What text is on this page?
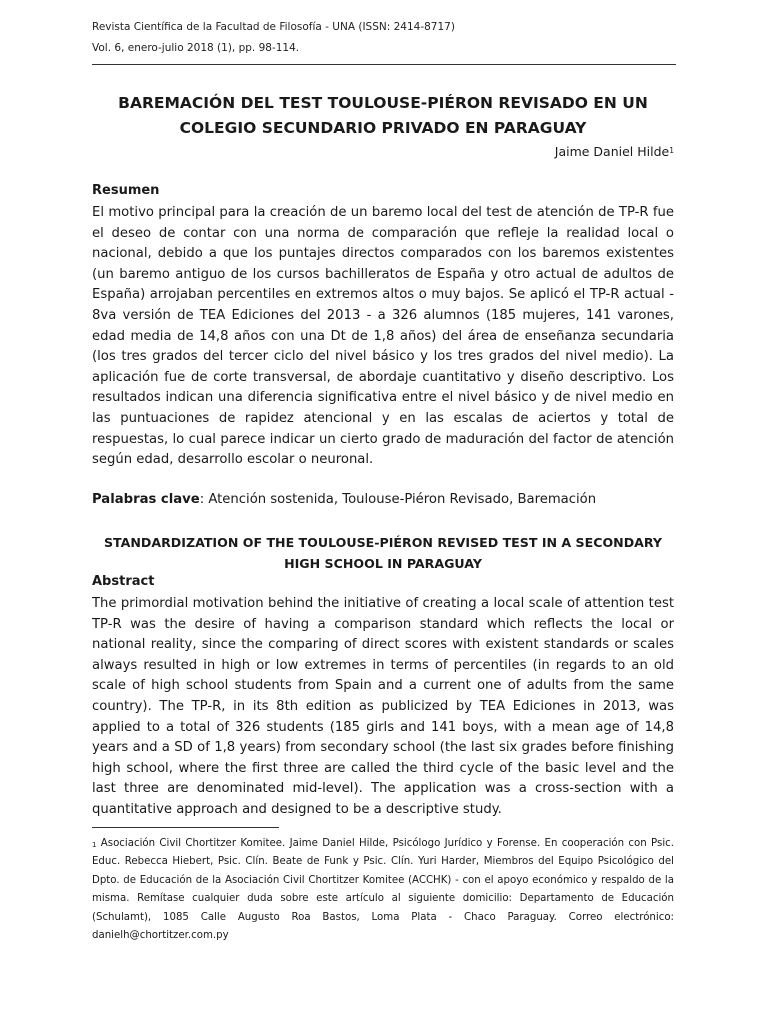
Revista Científica de la Facultad de Filosofía - UNA (ISSN: 2414-8717)
Vol. 6, enero-julio 2018 (1), pp. 98-114.
BAREMACIÓN DEL TEST TOULOUSE-PIÉRON REVISADO EN UN
COLEGIO SECUNDARIO PRIVADO EN PARAGUAY
Jaime Daniel Hilde$^1$
Resumen
El motivo principal para la creación de un baremo local del test de atención de TP-R fue el deseo de contar con una norma de comparación que refleje la realidad local o nacional, debido a que los puntajes directos comparados con los baremos existentes (un baremo antiguo de los cursos bachilleratos de España y otro actual de adultos de España) arrojaban percentiles en extremos altos o muy bajos. Se aplicó el TP-R actual - 8va versión de TEA Ediciones del 2013 - a 326 alumnos (185 mujeres, 141 varones, edad media de 14,8 años con una Dt de 1,8 años) del área de enseñanza secundaria (los tres grados del tercer ciclo del nivel básico y los tres grados del nivel medio). La aplicación fue de corte transversal, de abordaje cuantitativo y diseño descriptivo. Los resultados indican una diferencia significativa entre el nivel básico y de nivel medio en las puntuaciones de rapidez atencional y en las escalas de aciertos y total de respuestas, lo cual parece indicar un cierto grado de maduración del factor de atención según edad, desarrollo escolar o neuronal.
Palabras clave: Atención sostenida, Toulouse-Piéron Revisado, Baremación
STANDARDIZATION OF THE TOULOUSE-PIÉRON REVISED TEST IN A SECONDARY
HIGH SCHOOL IN PARAGUAY
Abstract
The primordial motivation behind the initiative of creating a local scale of attention test TP-R was the desire of having a comparison standard which reflects the local or national reality, since the comparing of direct scores with existent standards or scales always resulted in high or low extremes in terms of percentiles (in regards to an old scale of high school students from Spain and a current one of adults from the same country). The TP-R, in its 8th edition as publicized by TEA Ediciones in 2013, was applied to a total of 326 students (185 girls and 141 boys, with a mean age of 14,8 years and a SD of 1,8 years) from secondary school (the last six grades before finishing high school, where the first three are called the third cycle of the basic level and the last three are denominated mid-level). The application was a cross-section with a quantitative approach and designed to be a descriptive study.
$^1$ Asociación Civil Chortitzer Komitee. Jaime Daniel Hilde, Psicólogo Jurídico y Forense. En cooperación con Psic. Educ. Rebecca Hiebert, Psic. Clín. Beate de Funk y Psic. Clín. Yuri Harder, Miembros del Equipo Psicológico del Dpto. de Educación de la Asociación Civil Chortitzer Komitee (ACCHK) - con el apoyo económico y respaldo de la misma. Remítase cualquier duda sobre este artículo al siguiente domicilio: Departamento de Educación (Schulamt), 1085 Calle Augusto Roa Bastos, Loma Plata - Chaco Paraguay. Correo electrónico: danielh@chortitzer.com.py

────

■ EXERCISE AIM ■
Scan the lines for the string "Jaime". Pick out every line that has it.

■ RESULT ■
Jaime Daniel Hilde$^1$
$^1$ Asociación Civil Chortitzer Komitee. Jaime Daniel Hilde, Psicólogo Jurídico y Forense. En cooperación con Psic. Educ. Rebecca Hiebert, Psic. Clín. Beate de Funk y Psic. Clín. Yuri Harder, Miembros del Equipo Psicológico del Dpto. de Educación de la Asociación Civil Chortitzer Komitee (ACCHK) - con el apoyo económico y respaldo de la misma. Remítase cualquier duda sobre este artículo al siguiente domicilio: Departamento de Educación (Schulamt), 1085 Calle Augusto Roa Bastos, Loma Plata - Chaco Paraguay. Correo electrónico: danielh@chortitzer.com.py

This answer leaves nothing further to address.